Return the whole listing exactly as it stands.

◇ ◇ ◇ ◇ ◇

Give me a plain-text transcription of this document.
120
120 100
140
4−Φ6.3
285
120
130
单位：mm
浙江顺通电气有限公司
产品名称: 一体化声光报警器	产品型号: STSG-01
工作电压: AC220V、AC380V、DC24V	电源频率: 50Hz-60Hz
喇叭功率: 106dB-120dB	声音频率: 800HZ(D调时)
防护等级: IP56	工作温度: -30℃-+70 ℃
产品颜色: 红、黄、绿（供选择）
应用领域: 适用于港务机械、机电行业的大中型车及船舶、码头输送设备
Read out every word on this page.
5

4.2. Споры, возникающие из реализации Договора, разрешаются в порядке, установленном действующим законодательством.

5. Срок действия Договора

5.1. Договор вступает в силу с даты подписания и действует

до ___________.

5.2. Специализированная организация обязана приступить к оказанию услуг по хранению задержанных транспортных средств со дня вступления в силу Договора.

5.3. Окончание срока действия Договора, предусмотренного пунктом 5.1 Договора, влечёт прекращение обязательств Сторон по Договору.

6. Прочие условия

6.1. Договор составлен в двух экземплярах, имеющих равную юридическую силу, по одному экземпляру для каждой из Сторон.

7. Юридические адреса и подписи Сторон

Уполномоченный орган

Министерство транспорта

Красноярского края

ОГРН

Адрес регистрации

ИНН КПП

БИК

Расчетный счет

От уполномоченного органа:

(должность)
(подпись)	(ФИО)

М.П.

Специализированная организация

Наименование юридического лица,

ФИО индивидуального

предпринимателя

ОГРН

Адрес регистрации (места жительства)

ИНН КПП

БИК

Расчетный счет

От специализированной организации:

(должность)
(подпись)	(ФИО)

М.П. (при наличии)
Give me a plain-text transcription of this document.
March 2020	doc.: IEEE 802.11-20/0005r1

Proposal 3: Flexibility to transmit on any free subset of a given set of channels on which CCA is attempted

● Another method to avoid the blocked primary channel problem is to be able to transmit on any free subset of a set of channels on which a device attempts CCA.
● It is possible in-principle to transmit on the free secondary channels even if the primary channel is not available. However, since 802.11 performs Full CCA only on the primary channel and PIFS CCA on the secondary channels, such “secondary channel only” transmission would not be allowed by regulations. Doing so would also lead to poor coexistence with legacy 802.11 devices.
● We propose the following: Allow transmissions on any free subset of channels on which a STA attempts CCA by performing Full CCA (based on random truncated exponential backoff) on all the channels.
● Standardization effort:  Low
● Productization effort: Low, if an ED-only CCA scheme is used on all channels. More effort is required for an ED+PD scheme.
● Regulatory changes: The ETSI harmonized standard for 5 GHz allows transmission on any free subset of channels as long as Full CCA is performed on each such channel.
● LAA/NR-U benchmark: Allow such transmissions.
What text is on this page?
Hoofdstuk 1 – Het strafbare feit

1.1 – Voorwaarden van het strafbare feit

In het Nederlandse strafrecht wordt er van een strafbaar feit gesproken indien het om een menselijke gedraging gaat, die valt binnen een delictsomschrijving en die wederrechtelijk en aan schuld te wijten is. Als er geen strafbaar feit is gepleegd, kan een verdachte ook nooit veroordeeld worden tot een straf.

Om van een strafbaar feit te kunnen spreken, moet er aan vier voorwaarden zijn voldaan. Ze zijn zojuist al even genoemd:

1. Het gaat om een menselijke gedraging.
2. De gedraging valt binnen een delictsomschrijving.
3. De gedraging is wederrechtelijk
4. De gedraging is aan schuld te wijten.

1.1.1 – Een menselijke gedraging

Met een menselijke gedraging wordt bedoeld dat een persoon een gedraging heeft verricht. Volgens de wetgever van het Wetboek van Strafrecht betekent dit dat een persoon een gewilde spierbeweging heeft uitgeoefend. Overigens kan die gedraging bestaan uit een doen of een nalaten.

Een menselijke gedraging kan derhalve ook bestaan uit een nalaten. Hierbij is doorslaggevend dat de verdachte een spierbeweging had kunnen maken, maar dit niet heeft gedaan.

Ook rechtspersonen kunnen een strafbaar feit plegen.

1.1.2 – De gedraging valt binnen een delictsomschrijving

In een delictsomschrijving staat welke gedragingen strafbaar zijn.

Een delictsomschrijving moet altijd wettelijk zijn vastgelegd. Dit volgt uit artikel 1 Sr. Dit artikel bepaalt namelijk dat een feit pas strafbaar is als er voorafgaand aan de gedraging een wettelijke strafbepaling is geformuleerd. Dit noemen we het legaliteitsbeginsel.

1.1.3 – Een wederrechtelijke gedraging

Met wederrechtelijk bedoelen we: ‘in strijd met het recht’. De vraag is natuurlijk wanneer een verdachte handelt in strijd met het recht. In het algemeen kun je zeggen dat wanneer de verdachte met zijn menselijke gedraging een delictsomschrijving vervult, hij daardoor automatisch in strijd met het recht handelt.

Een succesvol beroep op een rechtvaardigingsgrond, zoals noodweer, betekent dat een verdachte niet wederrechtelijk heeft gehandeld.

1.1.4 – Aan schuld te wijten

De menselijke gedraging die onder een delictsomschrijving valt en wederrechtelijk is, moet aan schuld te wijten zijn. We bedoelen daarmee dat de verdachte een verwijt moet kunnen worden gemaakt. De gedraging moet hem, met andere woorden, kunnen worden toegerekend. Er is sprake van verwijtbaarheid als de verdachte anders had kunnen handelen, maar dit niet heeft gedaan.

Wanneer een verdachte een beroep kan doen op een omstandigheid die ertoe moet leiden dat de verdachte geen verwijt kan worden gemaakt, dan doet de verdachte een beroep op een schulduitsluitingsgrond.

◇ ◇ ◇ ◇ ◇

◆ **CORRECT ANSWER**
Give me a plain-text transcription of this document.
120
120 100
140
4−Φ6.3
285
120
130
单位：mm
浙江顺通电气有限公司
产品名称: 一体化声光报警器	产品型号: STSG-01
工作电压: AC220V、AC380V、DC24V	电源频率: 50Hz-60Hz
喇叭功率: 106dB-120dB	声音频率: 800HZ(D调时)
防护等级: IP56	工作温度: -30℃-+70 ℃
产品颜色: 红、黄、绿（供选择）
应用领域: 适用于港务机械、机电行业的大中型车及船舶、码头输送设备
Read out every word on this page.
5

4.2. Споры, возникающие из реализации Договора, разрешаются в порядке, установленном действующим законодательством.

5. Срок действия Договора

5.1. Договор вступает в силу с даты подписания и действует

до ___________.

5.2. Специализированная организация обязана приступить к оказанию услуг по хранению задержанных транспортных средств со дня вступления в силу Договора.

5.3. Окончание срока действия Договора, предусмотренного пунктом 5.1 Договора, влечёт прекращение обязательств Сторон по Договору.

6. Прочие условия

6.1. Договор составлен в двух экземплярах, имеющих равную юридическую силу, по одному экземпляру для каждой из Сторон.

7. Юридические адреса и подписи Сторон

Уполномоченный орган

Министерство транспорта

Красноярского края

ОГРН

Адрес регистрации

ИНН КПП

БИК

Расчетный счет

От уполномоченного органа:

(должность)
(подпись)	(ФИО)

М.П.

Специализированная организация

Наименование юридического лица,

ФИО индивидуального

предпринимателя

ОГРН

Адрес регистрации (места жительства)

ИНН КПП

БИК

Расчетный счет

От специализированной организации:

(должность)
(подпись)	(ФИО)

М.П. (при наличии)
Give me a plain-text transcription of this document.
March 2020	doc.: IEEE 802.11-20/0005r1

Proposal 3: Flexibility to transmit on any free subset of a given set of channels on which CCA is attempted

● Another method to avoid the blocked primary channel problem is to be able to transmit on any free subset of a set of channels on which a device attempts CCA.
● It is possible in-principle to transmit on the free secondary channels even if the primary channel is not available. However, since 802.11 performs Full CCA only on the primary channel and PIFS CCA on the secondary channels, such “secondary channel only” transmission would not be allowed by regulations. Doing so would also lead to poor coexistence with legacy 802.11 devices.
● We propose the following: Allow transmissions on any free subset of channels on which a STA attempts CCA by performing Full CCA (based on random truncated exponential backoff) on all the channels.
● Standardization effort:  Low
● Productization effort: Low, if an ED-only CCA scheme is used on all channels. More effort is required for an ED+PD scheme.
● Regulatory changes: The ETSI harmonized standard for 5 GHz allows transmission on any free subset of channels as long as Full CCA is performed on each such channel.
● LAA/NR-U benchmark: Allow such transmissions.
What text is on this page?
Hoofdstuk 1 – Het strafbare feit

1.1 – Voorwaarden van het strafbare feit

In het Nederlandse strafrecht wordt er van een strafbaar feit gesproken indien het om een menselijke gedraging gaat, die valt binnen een delictsomschrijving en die wederrechtelijk en aan schuld te wijten is. Als er geen strafbaar feit is gepleegd, kan een verdachte ook nooit veroordeeld worden tot een straf.

Om van een strafbaar feit te kunnen spreken, moet er aan vier voorwaarden zijn voldaan. Ze zijn zojuist al even genoemd:

1. Het gaat om een menselijke gedraging.
2. De gedraging valt binnen een delictsomschrijving.
3. De gedraging is wederrechtelijk
4. De gedraging is aan schuld te wijten.

1.1.1 – Een menselijke gedraging

Met een menselijke gedraging wordt bedoeld dat een persoon een gedraging heeft verricht. Volgens de wetgever van het Wetboek van Strafrecht betekent dit dat een persoon een gewilde spierbeweging heeft uitgeoefend. Overigens kan die gedraging bestaan uit een doen of een nalaten.

Een menselijke gedraging kan derhalve ook bestaan uit een nalaten. Hierbij is doorslaggevend dat de verdachte een spierbeweging had kunnen maken, maar dit niet heeft gedaan.

Ook rechtspersonen kunnen een strafbaar feit plegen.

1.1.2 – De gedraging valt binnen een delictsomschrijving

In een delictsomschrijving staat welke gedragingen strafbaar zijn.

Een delictsomschrijving moet altijd wettelijk zijn vastgelegd. Dit volgt uit artikel 1 Sr. Dit artikel bepaalt namelijk dat een feit pas strafbaar is als er voorafgaand aan de gedraging een wettelijke strafbepaling is geformuleerd. Dit noemen we het legaliteitsbeginsel.

1.1.3 – Een wederrechtelijke gedraging

Met wederrechtelijk bedoelen we: ‘in strijd met het recht’. De vraag is natuurlijk wanneer een verdachte handelt in strijd met het recht. In het algemeen kun je zeggen dat wanneer de verdachte met zijn menselijke gedraging een delictsomschrijving vervult, hij daardoor automatisch in strijd met het recht handelt.

Een succesvol beroep op een rechtvaardigingsgrond, zoals noodweer, betekent dat een verdachte niet wederrechtelijk heeft gehandeld.

1.1.4 – Aan schuld te wijten

De menselijke gedraging die onder een delictsomschrijving valt en wederrechtelijk is, moet aan schuld te wijten zijn. We bedoelen daarmee dat de verdachte een verwijt moet kunnen worden gemaakt. De gedraging moet hem, met andere woorden, kunnen worden toegerekend. Er is sprake van verwijtbaarheid als de verdachte anders had kunnen handelen, maar dit niet heeft gedaan.

Wanneer een verdachte een beroep kan doen op een omstandigheid die ertoe moet leiden dat de verdachte geen verwijt kan worden gemaakt, dan doet de verdachte een beroep op een schulduitsluitingsgrond.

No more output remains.